## WHAT THE EXERCISE ASKS
Note each line where "name" appears, and copy it.

## EXERCISE DATA

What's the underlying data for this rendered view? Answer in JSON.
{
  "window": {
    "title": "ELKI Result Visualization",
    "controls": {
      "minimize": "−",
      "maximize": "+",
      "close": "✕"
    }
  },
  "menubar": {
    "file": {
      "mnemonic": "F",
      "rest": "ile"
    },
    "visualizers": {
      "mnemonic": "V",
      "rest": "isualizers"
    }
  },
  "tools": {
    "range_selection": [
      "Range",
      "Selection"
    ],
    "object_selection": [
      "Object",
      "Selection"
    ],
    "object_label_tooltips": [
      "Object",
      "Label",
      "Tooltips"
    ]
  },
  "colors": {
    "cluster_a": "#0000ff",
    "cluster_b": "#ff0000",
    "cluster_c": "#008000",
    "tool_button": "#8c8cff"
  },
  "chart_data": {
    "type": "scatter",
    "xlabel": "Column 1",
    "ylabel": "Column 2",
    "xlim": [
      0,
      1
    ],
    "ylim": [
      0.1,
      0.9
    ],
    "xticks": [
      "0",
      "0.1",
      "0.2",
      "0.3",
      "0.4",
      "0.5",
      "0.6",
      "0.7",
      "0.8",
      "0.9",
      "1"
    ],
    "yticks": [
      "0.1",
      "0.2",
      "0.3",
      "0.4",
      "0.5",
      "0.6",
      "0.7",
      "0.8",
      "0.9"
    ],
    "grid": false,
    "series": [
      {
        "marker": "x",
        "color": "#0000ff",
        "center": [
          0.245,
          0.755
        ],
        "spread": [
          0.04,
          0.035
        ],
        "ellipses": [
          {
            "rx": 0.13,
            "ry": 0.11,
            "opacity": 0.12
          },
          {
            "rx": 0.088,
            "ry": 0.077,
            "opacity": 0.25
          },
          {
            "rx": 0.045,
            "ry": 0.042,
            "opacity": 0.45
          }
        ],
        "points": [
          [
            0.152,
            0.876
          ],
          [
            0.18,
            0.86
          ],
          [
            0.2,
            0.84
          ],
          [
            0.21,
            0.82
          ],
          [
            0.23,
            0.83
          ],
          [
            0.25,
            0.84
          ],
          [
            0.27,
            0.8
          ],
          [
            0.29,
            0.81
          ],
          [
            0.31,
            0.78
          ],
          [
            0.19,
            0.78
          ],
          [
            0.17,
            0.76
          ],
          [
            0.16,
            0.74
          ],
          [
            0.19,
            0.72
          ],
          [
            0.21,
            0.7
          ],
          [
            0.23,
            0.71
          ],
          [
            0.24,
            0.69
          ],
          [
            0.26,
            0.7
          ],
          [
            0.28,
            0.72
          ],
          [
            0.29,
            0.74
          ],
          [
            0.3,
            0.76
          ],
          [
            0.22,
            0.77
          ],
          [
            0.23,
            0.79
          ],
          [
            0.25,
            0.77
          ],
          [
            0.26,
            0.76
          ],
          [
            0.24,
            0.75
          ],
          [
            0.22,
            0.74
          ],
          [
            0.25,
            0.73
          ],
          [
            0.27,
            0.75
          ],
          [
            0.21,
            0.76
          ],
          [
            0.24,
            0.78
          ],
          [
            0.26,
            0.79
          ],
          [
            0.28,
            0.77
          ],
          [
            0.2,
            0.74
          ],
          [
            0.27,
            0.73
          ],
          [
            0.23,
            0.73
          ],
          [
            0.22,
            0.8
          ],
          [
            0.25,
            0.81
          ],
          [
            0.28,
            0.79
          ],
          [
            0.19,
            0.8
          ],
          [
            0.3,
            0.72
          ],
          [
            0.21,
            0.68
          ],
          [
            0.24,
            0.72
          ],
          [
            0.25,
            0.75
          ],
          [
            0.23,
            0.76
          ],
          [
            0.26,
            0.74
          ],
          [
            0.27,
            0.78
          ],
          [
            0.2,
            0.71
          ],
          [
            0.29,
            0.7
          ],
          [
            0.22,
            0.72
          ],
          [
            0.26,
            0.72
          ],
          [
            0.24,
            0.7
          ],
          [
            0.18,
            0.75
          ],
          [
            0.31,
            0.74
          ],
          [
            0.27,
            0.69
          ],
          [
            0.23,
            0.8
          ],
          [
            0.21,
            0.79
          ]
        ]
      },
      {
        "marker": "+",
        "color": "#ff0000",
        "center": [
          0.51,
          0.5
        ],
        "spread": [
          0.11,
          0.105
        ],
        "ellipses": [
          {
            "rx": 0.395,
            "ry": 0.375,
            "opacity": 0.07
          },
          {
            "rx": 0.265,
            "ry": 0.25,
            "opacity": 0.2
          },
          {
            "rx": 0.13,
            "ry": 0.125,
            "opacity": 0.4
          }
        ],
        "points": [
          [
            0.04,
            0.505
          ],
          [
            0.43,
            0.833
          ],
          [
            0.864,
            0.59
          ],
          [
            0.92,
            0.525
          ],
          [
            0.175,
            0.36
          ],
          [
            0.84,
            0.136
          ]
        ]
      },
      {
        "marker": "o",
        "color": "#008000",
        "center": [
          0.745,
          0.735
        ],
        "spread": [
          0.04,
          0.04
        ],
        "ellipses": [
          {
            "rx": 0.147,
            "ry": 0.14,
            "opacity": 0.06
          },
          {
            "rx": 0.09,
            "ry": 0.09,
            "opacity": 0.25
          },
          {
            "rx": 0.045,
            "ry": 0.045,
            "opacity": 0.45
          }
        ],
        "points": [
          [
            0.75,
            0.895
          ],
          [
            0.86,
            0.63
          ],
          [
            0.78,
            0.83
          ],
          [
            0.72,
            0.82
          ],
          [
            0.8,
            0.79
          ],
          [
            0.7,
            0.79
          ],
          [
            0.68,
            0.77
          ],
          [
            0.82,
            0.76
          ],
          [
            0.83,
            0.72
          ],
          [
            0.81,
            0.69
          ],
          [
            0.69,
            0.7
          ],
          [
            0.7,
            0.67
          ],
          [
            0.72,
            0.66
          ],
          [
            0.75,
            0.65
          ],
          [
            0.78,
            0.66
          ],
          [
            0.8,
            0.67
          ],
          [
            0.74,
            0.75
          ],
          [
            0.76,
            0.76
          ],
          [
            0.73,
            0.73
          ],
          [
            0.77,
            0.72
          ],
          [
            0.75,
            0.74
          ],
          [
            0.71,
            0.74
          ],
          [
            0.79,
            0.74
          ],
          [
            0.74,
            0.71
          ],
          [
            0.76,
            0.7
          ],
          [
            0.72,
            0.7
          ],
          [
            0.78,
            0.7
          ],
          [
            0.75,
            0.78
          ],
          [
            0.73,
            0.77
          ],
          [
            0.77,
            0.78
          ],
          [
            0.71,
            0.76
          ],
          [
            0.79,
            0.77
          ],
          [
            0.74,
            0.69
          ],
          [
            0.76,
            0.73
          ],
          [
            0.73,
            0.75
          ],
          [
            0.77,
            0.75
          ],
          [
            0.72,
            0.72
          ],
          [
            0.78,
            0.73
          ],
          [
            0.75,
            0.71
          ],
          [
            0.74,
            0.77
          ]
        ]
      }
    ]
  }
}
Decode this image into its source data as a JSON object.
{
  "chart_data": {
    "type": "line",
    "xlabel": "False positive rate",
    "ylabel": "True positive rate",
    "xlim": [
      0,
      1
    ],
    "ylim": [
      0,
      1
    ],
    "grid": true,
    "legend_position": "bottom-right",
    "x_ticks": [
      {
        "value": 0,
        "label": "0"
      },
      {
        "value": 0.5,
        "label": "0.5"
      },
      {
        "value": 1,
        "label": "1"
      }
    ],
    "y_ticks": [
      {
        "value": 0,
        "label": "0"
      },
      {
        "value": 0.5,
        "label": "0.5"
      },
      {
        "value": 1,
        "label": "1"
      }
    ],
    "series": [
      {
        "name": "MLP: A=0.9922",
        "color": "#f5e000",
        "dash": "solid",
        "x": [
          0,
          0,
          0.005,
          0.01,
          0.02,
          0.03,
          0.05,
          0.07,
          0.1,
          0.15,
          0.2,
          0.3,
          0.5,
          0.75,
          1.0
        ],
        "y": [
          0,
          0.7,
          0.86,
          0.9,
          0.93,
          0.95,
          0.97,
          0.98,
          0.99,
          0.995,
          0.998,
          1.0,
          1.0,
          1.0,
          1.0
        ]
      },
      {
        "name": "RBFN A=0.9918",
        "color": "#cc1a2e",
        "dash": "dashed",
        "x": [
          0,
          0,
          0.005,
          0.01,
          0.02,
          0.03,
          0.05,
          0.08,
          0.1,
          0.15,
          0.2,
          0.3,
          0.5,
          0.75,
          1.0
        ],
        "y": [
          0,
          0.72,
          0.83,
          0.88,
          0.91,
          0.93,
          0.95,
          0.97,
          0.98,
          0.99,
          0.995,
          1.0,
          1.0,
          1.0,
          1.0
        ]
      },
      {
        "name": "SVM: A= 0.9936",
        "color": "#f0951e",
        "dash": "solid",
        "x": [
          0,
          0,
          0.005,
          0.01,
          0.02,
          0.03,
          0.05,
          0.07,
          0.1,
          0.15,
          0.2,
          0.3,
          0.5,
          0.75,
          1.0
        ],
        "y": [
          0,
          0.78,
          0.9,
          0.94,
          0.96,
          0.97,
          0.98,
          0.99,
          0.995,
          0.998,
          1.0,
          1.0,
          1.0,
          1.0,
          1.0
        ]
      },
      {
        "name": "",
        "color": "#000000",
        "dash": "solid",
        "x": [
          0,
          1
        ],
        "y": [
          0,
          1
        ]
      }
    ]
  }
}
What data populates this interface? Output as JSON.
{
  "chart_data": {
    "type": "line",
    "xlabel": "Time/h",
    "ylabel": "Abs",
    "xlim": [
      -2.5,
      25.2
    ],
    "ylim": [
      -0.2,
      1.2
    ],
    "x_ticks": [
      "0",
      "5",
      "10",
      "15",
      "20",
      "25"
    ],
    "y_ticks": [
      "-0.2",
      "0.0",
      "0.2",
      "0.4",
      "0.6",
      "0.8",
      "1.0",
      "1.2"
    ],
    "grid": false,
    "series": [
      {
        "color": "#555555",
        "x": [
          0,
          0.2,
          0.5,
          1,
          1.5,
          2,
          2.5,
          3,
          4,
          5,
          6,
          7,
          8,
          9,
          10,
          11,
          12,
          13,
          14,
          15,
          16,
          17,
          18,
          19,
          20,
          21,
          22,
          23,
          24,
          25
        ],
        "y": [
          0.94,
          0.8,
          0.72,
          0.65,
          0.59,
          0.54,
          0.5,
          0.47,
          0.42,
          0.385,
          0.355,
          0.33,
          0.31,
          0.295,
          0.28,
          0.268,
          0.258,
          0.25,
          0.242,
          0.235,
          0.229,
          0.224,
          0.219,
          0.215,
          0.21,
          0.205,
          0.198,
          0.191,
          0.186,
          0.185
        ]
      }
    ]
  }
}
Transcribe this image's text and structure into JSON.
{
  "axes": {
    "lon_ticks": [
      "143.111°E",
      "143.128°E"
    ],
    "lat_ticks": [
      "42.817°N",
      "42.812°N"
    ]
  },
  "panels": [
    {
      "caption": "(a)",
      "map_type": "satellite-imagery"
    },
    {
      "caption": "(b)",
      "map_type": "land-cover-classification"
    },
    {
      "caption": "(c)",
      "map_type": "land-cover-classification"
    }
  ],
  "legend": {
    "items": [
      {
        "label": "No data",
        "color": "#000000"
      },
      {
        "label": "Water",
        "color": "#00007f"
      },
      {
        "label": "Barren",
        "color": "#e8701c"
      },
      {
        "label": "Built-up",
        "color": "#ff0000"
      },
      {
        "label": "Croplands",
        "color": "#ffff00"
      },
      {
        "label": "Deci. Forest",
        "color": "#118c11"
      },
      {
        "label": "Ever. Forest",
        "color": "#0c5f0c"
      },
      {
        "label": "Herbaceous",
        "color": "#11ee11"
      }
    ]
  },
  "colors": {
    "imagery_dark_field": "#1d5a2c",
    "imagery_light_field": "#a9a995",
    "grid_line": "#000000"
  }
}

## ANSWER BELOW
        "name": "MLP: A=0.9922",
        "name": "RBFN A=0.9918",
        "name": "SVM: A= 0.9936",
        "name": "",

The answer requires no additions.